>> START Rows
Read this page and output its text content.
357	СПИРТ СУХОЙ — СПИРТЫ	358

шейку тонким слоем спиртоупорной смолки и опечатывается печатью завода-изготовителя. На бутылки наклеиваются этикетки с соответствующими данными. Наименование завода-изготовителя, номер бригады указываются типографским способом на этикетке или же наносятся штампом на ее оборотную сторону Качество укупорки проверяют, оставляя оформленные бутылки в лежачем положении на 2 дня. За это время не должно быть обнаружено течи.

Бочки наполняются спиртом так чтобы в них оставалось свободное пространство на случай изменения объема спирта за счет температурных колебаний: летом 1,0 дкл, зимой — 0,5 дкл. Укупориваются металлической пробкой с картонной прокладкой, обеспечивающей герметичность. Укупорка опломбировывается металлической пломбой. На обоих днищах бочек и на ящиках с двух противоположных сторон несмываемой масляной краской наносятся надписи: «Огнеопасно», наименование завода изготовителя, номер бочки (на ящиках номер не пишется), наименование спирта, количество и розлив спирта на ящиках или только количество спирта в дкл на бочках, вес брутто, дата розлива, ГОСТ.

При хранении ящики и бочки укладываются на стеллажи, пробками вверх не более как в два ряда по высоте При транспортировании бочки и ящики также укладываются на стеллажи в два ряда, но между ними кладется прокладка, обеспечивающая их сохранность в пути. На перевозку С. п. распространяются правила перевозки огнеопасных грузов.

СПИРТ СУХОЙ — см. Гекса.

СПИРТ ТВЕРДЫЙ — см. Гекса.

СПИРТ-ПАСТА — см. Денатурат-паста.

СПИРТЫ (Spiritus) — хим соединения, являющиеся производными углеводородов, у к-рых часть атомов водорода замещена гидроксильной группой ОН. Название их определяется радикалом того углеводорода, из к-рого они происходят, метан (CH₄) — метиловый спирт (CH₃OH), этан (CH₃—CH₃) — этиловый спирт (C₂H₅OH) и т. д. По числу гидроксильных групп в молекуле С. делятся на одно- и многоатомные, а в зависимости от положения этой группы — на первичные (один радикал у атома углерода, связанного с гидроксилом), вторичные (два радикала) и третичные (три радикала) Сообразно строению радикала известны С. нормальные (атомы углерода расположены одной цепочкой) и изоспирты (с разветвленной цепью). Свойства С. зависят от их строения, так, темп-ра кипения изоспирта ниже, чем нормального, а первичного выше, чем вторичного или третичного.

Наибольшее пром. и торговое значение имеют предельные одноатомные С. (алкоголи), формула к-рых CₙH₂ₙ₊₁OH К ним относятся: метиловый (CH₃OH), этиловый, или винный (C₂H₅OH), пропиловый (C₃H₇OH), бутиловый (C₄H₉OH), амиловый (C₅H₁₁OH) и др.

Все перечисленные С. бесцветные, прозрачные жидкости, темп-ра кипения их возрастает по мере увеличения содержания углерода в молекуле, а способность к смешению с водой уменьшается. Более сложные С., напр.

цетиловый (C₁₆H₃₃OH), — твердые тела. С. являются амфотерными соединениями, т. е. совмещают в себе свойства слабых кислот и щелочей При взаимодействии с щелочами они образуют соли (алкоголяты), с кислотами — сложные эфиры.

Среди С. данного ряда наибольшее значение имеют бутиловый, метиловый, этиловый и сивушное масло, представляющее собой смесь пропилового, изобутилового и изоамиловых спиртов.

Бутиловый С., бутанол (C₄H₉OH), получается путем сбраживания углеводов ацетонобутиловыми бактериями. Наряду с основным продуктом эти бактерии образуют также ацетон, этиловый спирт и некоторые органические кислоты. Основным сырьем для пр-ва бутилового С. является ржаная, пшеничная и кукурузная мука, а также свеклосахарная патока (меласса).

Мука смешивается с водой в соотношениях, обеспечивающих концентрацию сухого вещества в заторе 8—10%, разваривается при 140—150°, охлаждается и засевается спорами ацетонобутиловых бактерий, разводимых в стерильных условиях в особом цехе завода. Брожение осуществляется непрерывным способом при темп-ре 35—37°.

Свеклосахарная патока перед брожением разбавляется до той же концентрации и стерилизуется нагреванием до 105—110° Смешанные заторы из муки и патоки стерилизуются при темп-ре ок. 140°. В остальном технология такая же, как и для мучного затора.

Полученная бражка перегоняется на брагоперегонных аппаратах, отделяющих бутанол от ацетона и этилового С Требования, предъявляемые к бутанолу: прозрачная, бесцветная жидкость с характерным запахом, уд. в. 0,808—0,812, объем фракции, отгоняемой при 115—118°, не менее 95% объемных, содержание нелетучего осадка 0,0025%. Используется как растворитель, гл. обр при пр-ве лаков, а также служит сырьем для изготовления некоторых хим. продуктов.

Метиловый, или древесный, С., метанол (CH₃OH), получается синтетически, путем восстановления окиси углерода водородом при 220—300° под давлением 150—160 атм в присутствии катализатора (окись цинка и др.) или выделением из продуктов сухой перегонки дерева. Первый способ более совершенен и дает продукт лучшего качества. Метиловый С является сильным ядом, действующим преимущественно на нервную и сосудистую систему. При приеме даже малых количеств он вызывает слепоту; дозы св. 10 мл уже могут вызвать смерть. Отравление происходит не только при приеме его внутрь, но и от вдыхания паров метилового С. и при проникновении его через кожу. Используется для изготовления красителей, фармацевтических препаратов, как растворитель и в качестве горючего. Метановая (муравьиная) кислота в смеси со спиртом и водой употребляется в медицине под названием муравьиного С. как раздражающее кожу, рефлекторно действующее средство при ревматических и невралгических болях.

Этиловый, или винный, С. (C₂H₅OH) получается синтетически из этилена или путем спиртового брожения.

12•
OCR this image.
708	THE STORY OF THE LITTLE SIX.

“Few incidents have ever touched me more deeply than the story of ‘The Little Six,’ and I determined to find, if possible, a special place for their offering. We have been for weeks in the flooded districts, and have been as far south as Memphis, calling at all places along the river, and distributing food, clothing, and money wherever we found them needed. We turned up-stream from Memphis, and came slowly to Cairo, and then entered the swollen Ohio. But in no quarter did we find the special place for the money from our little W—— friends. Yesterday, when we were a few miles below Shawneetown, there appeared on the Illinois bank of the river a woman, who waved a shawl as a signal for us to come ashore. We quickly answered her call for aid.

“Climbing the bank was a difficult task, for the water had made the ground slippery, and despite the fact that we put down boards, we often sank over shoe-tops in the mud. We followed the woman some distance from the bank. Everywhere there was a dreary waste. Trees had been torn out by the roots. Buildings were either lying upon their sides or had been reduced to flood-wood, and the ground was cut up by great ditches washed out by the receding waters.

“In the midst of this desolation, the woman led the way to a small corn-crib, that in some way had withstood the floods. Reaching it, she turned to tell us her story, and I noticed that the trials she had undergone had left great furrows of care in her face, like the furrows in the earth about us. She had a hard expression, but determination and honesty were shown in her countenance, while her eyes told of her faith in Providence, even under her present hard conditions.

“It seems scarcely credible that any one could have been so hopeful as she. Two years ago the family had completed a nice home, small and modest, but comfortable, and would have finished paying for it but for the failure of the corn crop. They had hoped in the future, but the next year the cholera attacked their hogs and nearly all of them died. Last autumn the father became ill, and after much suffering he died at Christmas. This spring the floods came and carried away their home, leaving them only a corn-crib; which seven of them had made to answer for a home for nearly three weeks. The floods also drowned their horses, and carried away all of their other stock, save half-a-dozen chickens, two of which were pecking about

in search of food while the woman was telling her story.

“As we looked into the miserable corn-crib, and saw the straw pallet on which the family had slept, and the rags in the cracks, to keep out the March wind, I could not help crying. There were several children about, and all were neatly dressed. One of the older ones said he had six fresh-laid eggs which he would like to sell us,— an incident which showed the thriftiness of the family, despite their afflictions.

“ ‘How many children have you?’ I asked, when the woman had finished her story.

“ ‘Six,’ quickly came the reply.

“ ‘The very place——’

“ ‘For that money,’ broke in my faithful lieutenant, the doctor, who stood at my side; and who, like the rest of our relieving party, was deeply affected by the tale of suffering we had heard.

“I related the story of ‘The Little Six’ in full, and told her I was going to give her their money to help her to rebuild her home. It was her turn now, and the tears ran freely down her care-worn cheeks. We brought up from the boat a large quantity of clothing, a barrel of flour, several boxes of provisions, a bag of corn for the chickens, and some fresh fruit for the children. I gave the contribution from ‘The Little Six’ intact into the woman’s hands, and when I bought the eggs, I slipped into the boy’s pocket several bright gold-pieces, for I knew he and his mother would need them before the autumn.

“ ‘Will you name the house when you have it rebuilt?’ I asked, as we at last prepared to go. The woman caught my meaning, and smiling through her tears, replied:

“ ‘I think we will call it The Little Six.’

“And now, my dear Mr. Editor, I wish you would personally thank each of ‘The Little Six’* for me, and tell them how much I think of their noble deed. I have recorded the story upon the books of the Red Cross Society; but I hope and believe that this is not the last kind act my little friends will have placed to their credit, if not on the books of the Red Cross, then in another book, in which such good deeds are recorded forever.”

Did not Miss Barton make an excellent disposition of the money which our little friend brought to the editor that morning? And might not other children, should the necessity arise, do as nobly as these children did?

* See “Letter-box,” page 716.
>> END Rows
### Instructions to follow
Looking at the records above, report how many lines contain the word "friends". Answer with the number only.

### Written answer
2